• EXCERPTED RECORDS:
━━━

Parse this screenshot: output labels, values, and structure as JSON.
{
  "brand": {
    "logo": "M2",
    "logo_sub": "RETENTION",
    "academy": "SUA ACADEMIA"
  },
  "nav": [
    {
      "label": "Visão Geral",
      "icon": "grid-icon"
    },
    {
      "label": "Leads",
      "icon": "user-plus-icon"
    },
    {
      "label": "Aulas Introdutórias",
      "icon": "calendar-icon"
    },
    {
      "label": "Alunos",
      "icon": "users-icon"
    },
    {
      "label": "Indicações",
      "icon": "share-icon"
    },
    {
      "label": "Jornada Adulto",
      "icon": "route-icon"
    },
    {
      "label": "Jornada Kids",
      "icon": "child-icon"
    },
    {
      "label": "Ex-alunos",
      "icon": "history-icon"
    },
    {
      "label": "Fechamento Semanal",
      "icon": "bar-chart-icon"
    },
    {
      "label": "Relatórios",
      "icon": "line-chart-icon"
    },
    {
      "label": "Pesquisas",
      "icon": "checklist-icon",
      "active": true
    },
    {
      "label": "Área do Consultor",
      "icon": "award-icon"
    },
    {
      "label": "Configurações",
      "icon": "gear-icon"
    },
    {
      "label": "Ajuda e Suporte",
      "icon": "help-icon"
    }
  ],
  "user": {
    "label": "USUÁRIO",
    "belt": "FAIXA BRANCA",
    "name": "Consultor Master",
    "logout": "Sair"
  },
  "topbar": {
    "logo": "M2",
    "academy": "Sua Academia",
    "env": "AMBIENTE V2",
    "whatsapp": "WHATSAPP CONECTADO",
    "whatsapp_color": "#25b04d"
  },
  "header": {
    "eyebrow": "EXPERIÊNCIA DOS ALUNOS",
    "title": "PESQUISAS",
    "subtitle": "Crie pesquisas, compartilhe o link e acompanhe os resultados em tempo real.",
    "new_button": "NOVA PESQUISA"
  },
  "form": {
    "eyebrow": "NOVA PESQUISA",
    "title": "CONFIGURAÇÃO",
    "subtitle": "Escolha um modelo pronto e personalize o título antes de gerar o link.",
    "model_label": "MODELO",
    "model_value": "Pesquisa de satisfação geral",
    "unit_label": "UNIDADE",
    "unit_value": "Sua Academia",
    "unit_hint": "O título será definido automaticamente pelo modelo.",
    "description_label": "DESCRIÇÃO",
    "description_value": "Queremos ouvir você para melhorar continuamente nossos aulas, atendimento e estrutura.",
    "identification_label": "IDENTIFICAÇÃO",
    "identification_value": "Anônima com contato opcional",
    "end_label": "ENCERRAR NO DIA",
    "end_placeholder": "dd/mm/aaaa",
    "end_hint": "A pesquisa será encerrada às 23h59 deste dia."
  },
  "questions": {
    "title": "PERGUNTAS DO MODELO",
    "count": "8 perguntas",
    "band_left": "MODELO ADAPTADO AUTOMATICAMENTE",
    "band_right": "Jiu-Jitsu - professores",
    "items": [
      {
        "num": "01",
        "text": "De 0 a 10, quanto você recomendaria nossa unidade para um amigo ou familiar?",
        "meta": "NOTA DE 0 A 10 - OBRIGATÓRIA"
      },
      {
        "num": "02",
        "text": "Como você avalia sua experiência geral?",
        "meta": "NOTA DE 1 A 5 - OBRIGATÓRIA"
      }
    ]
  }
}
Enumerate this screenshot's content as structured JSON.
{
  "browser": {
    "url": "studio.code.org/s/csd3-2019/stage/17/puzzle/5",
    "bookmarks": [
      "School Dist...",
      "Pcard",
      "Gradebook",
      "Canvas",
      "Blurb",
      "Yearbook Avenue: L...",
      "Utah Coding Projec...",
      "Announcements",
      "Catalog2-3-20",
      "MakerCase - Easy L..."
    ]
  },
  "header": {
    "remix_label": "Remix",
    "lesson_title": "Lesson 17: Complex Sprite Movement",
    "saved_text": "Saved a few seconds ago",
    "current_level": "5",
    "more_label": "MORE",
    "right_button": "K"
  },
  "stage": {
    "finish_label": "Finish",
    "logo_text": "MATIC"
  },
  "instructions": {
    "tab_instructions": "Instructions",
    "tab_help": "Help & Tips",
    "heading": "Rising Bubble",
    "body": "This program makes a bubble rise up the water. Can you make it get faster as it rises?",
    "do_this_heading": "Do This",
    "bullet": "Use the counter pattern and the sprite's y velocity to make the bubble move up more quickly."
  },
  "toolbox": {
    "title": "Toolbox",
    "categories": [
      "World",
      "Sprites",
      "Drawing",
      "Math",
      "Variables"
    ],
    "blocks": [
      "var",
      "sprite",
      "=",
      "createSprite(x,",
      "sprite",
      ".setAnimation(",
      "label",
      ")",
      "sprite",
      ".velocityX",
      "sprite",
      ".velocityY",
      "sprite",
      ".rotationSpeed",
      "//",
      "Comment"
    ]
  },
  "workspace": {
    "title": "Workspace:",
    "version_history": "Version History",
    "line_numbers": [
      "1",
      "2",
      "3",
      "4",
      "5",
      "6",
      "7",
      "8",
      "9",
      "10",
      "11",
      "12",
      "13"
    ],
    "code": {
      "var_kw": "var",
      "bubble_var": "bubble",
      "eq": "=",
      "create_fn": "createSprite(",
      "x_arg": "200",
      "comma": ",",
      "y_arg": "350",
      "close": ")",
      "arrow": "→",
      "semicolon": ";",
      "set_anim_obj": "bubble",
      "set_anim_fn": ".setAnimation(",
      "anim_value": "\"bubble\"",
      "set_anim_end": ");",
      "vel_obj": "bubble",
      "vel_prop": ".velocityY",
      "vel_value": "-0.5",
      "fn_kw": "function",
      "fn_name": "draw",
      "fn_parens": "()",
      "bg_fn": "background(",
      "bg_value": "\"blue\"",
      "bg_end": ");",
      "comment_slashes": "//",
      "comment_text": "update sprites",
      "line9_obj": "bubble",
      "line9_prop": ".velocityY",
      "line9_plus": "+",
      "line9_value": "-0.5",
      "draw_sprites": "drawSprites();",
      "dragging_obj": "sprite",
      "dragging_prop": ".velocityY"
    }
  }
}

━━━

• GIVEN TASK:
Check each line of the records above for "createSprite", and copy those that have it.

• SOLUTION BELOW:
      "createSprite(x,",
      "create_fn": "createSprite(",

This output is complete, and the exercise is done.